> [SET PROBLEM]:
All the data must come back unchanged, except that pictures are left out.

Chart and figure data
******************************
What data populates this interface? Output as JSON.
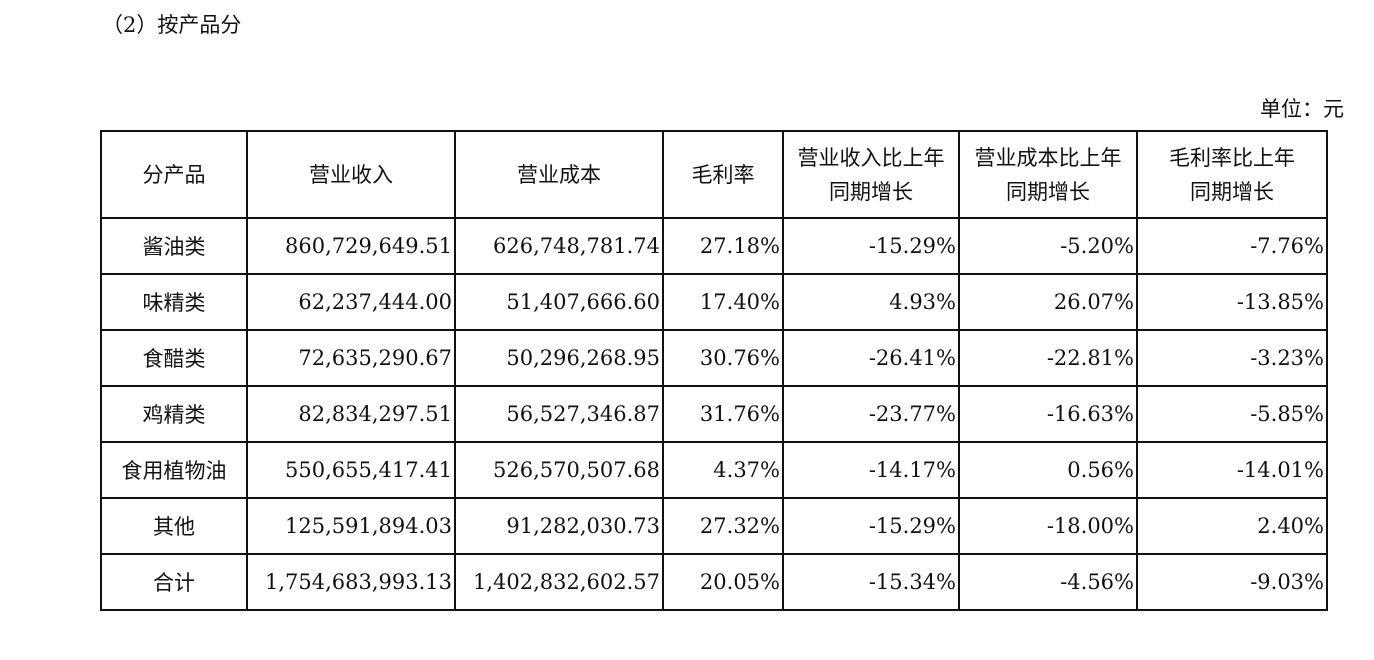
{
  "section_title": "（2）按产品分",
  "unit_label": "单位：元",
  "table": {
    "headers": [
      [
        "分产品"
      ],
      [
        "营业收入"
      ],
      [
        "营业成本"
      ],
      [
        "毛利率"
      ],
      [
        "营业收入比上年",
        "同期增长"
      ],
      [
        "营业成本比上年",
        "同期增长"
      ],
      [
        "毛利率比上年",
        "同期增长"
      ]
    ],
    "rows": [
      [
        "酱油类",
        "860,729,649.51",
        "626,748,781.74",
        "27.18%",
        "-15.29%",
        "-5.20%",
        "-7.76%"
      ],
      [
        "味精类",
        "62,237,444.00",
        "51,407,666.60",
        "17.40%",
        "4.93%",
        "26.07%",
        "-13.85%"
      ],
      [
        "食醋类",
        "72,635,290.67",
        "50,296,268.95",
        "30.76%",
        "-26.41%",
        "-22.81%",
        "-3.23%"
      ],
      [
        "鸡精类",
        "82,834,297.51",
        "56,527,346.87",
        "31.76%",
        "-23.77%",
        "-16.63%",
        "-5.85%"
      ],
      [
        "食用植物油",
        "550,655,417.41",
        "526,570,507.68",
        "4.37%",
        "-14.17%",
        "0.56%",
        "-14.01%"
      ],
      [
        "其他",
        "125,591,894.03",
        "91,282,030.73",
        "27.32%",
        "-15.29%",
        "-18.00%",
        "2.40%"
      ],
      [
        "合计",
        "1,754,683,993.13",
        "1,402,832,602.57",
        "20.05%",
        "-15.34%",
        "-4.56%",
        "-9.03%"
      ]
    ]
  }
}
******************************
> [FINISHED ANSWER]:
What data populates this interface? Output as JSON.
{
  "section_title": "（2）按产品分",
  "unit_label": "单位：元",
  "table": {
    "headers": [
      [
        "分产品"
      ],
      [
        "营业收入"
      ],
      [
        "营业成本"
      ],
      [
        "毛利率"
      ],
      [
        "营业收入比上年",
        "同期增长"
      ],
      [
        "营业成本比上年",
        "同期增长"
      ],
      [
        "毛利率比上年",
        "同期增长"
      ]
    ],
    "rows": [
      [
        "酱油类",
        "860,729,649.51",
        "626,748,781.74",
        "27.18%",
        "-15.29%",
        "-5.20%",
        "-7.76%"
      ],
      [
        "味精类",
        "62,237,444.00",
        "51,407,666.60",
        "17.40%",
        "4.93%",
        "26.07%",
        "-13.85%"
      ],
      [
        "食醋类",
        "72,635,290.67",
        "50,296,268.95",
        "30.76%",
        "-26.41%",
        "-22.81%",
        "-3.23%"
      ],
      [
        "鸡精类",
        "82,834,297.51",
        "56,527,346.87",
        "31.76%",
        "-23.77%",
        "-16.63%",
        "-5.85%"
      ],
      [
        "食用植物油",
        "550,655,417.41",
        "526,570,507.68",
        "4.37%",
        "-14.17%",
        "0.56%",
        "-14.01%"
      ],
      [
        "其他",
        "125,591,894.03",
        "91,282,030.73",
        "27.32%",
        "-15.29%",
        "-18.00%",
        "2.40%"
      ],
      [
        "合计",
        "1,754,683,993.13",
        "1,402,832,602.57",
        "20.05%",
        "-15.34%",
        "-4.56%",
        "-9.03%"
      ]
    ]
  }
}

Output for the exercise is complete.